> _YOUR ASSIGNMENT_:
Can you transcribe the data exactly? Leave the pictures out.

Stored items:

════════════════════

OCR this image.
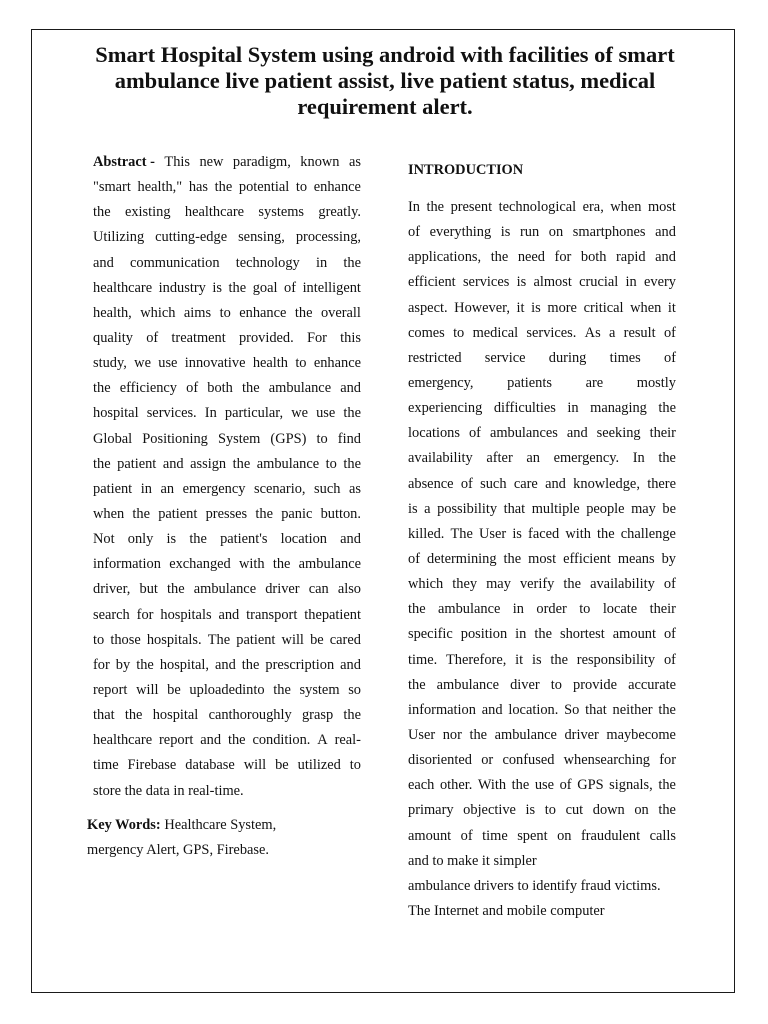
Smart Hospital System using android with facilities of smart ambulance live patient assist, live patient status, medical requirement alert.
Abstract - This new paradigm, known as
"smart health," has the potential to enhance
the existing healthcare systems greatly.
Utilizing cutting-edge sensing, processing,
and communication technology in the
healthcare industry is the goal of intelligent
health, which aims to enhance the overall
quality of treatment provided. For this
study, we use innovative health to enhance
the efficiency of both the ambulance and
hospital services. In particular, we use the
Global Positioning System (GPS) to find
the patient and assign the ambulance to the
patient in an emergency scenario, such as
when the patient presses the panic button.
Not only is the patient's location and
information exchanged with the ambulance
driver, but the ambulance driver can also
search for hospitals and transport thepatient
to those hospitals. The patient will be cared
for by the hospital, and the prescription and
report will be uploadedinto the system so
that the hospital canthoroughly grasp the
healthcare report and the condition. A real-
time Firebase database will be utilized to
store the data in real-time.
Key Words: Healthcare System,
mergency Alert, GPS, Firebase.
INTRODUCTION
In the present technological era, when most
of everything is run on smartphones and
applications, the need for both rapid and
efficient services is almost crucial in every
aspect. However, it is more critical when it
comes to medical services. As a result of
restricted service during times of
emergency, patients are mostly
experiencing difficulties in managing the
locations of ambulances and seeking their
availability after an emergency. In the
absence of such care and knowledge, there
is a possibility that multiple people may be
killed. The User is faced with the challenge
of determining the most efficient means by
which they may verify the availability of
the ambulance in order to locate their
specific position in the shortest amount of
time. Therefore, it is the responsibility of
the ambulance diver to provide accurate
information and location. So that neither the
User nor the ambulance driver maybecome
disoriented or confused whensearching for
each other. With the use of GPS signals, the
primary objective is to cut down on the
amount of time spent on fraudulent calls
and to make it simpler
ambulance drivers to identify fraud victims.
The Internet and mobile computer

════════════════════

> _RESULT OF THE EXERCISE_:
OCR this image.
Smart Hospital System using android with facilities of smart ambulance live patient assist, live patient status, medical requirement alert.
Abstract - This new paradigm, known as
"smart health," has the potential to enhance
the existing healthcare systems greatly.
Utilizing cutting-edge sensing, processing,
and communication technology in the
healthcare industry is the goal of intelligent
health, which aims to enhance the overall
quality of treatment provided. For this
study, we use innovative health to enhance
the efficiency of both the ambulance and
hospital services. In particular, we use the
Global Positioning System (GPS) to find
the patient and assign the ambulance to the
patient in an emergency scenario, such as
when the patient presses the panic button.
Not only is the patient's location and
information exchanged with the ambulance
driver, but the ambulance driver can also
search for hospitals and transport thepatient
to those hospitals. The patient will be cared
for by the hospital, and the prescription and
report will be uploadedinto the system so
that the hospital canthoroughly grasp the
healthcare report and the condition. A real-
time Firebase database will be utilized to
store the data in real-time.
Key Words: Healthcare System,
mergency Alert, GPS, Firebase.
INTRODUCTION
In the present technological era, when most
of everything is run on smartphones and
applications, the need for both rapid and
efficient services is almost crucial in every
aspect. However, it is more critical when it
comes to medical services. As a result of
restricted service during times of
emergency, patients are mostly
experiencing difficulties in managing the
locations of ambulances and seeking their
availability after an emergency. In the
absence of such care and knowledge, there
is a possibility that multiple people may be
killed. The User is faced with the challenge
of determining the most efficient means by
which they may verify the availability of
the ambulance in order to locate their
specific position in the shortest amount of
time. Therefore, it is the responsibility of
the ambulance diver to provide accurate
information and location. So that neither the
User nor the ambulance driver maybecome
disoriented or confused whensearching for
each other. With the use of GPS signals, the
primary objective is to cut down on the
amount of time spent on fraudulent calls
and to make it simpler
ambulance drivers to identify fraud victims.
The Internet and mobile computer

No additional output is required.